Goal
Find and copy every line in the records that includes the string "always".

Supplied entries

** BEGIN **

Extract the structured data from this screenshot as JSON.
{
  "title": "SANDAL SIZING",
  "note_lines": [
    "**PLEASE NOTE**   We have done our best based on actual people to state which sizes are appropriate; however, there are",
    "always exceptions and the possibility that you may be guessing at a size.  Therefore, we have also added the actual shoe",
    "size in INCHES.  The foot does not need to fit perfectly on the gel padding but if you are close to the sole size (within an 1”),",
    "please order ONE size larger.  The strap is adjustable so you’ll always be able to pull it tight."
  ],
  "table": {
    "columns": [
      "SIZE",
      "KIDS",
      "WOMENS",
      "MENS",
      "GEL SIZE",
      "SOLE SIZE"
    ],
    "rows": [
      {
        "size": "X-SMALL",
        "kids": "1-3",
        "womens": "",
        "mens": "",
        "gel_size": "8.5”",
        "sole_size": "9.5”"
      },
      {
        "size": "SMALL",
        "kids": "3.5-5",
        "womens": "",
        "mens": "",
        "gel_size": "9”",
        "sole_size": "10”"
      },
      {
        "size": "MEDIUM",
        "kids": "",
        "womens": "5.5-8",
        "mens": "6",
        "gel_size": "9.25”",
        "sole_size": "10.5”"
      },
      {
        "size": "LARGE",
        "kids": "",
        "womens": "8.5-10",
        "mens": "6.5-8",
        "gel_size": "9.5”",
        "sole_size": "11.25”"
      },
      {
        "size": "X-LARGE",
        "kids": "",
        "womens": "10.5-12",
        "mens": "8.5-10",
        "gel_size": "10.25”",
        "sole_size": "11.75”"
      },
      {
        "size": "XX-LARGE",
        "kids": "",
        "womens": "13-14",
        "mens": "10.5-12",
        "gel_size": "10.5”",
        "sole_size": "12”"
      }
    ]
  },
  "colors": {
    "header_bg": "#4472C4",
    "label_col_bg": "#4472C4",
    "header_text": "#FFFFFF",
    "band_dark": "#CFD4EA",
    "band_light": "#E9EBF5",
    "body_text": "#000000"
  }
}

** END **
** BEGIN **

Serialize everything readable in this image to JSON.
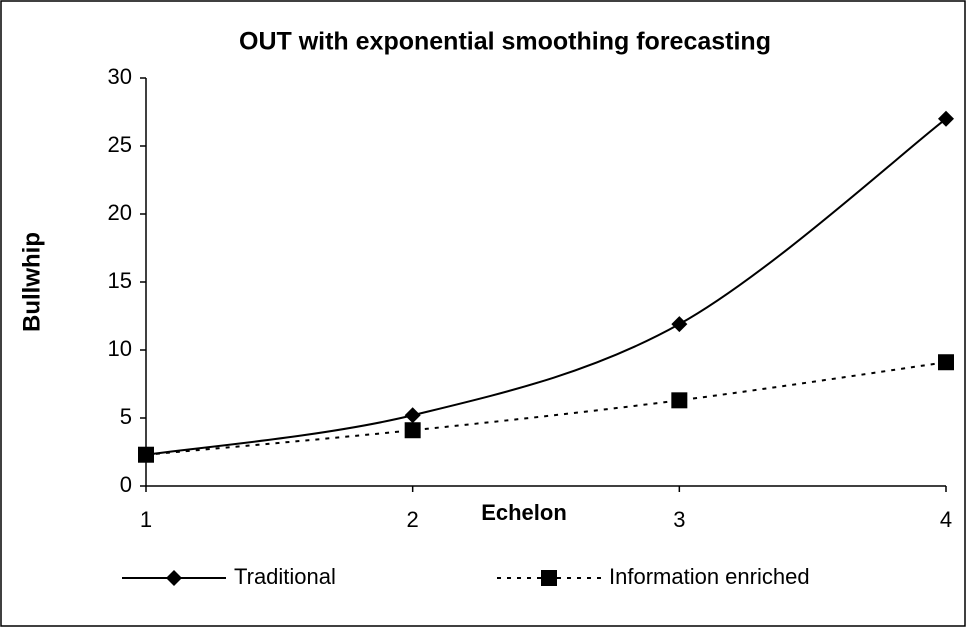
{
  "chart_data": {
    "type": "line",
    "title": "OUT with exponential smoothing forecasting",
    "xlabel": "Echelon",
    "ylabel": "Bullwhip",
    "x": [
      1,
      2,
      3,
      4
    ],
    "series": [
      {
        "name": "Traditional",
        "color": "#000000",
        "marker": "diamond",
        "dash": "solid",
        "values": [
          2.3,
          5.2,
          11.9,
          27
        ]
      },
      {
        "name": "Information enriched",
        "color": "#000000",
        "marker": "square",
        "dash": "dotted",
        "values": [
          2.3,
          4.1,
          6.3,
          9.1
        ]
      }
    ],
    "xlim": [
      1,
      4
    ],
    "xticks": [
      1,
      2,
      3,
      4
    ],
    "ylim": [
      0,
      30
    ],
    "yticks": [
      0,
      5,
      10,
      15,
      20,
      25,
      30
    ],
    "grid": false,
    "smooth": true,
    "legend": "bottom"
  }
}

** END **

Correct output
    "always exceptions and the possibility that you may be guessing at a size.  Therefore, we have also added the actual shoe",
    "please order ONE size larger.  The strap is adjustable so you’ll always be able to pull it tight."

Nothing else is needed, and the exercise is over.